Pick out each line in these entries that contains the string "JSON".

-=-=-=-=-

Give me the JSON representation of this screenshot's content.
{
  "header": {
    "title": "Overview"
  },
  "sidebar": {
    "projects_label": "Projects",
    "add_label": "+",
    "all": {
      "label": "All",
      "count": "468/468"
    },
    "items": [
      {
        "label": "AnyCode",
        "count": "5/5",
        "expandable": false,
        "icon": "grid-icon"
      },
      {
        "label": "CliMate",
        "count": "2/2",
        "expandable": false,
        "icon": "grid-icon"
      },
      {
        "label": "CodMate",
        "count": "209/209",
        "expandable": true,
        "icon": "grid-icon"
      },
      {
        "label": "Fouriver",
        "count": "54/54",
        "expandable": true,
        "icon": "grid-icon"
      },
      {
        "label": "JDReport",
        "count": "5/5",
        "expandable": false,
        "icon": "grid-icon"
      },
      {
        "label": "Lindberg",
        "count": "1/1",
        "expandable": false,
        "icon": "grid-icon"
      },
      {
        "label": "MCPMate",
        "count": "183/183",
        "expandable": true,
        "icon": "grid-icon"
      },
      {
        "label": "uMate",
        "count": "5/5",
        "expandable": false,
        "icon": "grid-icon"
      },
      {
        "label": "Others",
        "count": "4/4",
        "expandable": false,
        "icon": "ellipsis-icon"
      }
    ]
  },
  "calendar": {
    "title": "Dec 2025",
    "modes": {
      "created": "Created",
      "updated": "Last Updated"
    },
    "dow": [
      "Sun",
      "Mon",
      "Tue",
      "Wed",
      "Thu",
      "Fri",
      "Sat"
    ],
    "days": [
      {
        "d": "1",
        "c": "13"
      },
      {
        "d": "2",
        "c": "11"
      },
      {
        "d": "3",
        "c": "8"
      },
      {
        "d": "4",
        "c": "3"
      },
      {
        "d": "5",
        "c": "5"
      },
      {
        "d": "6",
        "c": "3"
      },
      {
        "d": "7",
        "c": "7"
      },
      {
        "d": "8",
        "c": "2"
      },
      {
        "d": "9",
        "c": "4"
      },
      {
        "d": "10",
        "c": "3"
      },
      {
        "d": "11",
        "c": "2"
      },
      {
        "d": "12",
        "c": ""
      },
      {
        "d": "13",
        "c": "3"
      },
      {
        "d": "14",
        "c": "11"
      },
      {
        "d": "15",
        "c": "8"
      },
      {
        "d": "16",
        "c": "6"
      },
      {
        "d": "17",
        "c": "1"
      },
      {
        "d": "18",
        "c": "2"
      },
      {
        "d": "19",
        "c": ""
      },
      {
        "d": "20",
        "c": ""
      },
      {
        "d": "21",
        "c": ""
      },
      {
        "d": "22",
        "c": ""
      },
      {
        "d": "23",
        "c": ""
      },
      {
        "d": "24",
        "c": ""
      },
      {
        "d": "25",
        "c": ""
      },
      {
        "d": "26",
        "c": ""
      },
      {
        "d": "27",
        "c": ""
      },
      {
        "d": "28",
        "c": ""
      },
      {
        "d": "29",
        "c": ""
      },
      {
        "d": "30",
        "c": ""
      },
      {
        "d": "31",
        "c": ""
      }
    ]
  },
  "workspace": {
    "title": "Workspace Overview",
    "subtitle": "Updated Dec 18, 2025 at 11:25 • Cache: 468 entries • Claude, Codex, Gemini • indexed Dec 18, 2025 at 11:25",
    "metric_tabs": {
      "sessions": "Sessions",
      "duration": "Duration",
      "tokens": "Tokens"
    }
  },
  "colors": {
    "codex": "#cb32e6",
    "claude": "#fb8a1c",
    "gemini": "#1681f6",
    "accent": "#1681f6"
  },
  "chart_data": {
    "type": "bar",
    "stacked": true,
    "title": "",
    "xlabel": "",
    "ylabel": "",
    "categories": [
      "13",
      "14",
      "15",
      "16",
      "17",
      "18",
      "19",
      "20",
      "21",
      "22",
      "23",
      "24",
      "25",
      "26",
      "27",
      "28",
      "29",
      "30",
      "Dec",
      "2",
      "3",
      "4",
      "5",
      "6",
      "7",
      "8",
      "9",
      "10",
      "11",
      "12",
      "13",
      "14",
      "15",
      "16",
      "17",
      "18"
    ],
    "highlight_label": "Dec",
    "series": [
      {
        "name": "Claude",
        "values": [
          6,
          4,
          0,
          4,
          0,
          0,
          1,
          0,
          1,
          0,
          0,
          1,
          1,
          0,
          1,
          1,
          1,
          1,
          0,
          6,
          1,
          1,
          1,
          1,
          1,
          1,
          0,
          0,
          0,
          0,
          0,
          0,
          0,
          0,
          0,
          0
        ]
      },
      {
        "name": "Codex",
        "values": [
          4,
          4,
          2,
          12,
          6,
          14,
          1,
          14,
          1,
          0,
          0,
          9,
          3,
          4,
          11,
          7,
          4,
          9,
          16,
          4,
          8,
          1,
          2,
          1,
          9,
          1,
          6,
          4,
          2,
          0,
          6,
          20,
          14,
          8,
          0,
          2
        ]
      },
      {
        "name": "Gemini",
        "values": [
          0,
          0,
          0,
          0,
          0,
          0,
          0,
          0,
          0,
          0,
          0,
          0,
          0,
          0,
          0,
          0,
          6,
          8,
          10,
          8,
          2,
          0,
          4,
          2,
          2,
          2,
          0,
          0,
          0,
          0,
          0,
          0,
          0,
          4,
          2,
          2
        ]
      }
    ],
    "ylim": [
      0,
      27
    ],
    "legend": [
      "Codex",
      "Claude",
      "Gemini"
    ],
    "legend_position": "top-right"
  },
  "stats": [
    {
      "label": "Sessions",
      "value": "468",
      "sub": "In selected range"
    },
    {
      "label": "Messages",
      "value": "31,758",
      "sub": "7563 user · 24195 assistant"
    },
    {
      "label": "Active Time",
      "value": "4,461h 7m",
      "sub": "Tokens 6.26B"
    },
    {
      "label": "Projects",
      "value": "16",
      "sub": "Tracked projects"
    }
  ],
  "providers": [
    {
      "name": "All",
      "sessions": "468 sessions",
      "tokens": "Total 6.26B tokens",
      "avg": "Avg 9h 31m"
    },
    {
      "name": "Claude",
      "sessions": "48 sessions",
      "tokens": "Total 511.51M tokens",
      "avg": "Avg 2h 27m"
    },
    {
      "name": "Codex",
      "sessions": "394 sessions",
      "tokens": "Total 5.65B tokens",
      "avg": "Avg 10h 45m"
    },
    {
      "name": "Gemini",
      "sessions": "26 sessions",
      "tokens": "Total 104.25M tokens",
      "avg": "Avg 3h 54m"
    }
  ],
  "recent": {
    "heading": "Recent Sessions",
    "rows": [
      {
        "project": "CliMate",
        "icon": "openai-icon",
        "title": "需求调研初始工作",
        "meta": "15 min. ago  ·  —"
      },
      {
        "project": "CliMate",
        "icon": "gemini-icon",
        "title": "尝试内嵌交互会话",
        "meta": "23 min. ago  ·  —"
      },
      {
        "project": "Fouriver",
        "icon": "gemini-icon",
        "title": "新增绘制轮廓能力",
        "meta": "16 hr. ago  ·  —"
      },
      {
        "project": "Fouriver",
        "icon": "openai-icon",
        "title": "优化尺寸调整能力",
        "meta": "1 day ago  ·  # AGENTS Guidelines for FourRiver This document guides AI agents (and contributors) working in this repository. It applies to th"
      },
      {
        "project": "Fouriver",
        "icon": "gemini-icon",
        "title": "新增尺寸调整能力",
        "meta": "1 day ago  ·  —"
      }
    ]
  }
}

-=-=-=-=-

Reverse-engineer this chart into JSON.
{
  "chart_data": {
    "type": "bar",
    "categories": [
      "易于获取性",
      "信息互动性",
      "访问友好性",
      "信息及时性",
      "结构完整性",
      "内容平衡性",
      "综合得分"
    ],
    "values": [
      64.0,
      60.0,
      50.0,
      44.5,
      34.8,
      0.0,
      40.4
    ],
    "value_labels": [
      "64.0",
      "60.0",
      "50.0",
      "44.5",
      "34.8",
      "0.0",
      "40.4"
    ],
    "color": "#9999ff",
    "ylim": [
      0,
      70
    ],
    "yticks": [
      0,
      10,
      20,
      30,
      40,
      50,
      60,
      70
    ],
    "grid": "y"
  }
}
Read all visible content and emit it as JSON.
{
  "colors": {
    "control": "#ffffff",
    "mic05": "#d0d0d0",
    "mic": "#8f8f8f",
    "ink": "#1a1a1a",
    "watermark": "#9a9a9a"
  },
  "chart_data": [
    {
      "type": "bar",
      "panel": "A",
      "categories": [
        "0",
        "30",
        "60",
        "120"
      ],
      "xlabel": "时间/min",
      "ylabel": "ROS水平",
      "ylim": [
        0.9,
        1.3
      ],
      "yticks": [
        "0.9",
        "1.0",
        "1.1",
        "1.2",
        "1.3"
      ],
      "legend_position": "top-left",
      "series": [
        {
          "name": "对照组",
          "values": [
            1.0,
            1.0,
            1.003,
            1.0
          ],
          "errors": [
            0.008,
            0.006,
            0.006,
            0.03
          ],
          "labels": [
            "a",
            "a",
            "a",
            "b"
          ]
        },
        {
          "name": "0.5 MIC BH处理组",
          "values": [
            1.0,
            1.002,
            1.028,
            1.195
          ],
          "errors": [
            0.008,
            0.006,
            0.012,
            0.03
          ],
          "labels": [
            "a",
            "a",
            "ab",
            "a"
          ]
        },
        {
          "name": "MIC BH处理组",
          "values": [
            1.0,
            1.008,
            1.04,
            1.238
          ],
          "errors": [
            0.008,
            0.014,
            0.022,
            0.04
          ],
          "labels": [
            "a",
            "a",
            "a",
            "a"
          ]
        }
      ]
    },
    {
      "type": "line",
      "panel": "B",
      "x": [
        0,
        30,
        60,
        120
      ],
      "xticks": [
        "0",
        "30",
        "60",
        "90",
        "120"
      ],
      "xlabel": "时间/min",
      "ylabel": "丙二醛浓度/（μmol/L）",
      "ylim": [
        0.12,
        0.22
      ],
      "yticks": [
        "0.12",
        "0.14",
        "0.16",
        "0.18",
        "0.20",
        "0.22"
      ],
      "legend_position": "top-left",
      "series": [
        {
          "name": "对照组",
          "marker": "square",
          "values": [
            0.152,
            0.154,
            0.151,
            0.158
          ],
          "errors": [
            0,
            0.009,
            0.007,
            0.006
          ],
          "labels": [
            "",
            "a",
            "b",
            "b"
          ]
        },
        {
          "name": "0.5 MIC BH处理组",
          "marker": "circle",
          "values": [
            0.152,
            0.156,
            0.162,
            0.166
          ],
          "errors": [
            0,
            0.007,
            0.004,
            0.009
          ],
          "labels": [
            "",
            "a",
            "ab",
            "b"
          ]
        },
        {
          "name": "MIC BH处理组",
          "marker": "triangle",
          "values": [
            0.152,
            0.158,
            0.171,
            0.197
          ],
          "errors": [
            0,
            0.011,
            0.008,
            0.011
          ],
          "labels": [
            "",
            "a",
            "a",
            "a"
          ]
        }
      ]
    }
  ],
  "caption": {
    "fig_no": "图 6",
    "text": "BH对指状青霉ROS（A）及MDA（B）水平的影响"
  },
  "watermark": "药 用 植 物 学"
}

-=-=-=-=-

The response:
Give me the JSON representation of this screenshot's content.
Reverse-engineer this chart into JSON.
Read all visible content and emit it as JSON.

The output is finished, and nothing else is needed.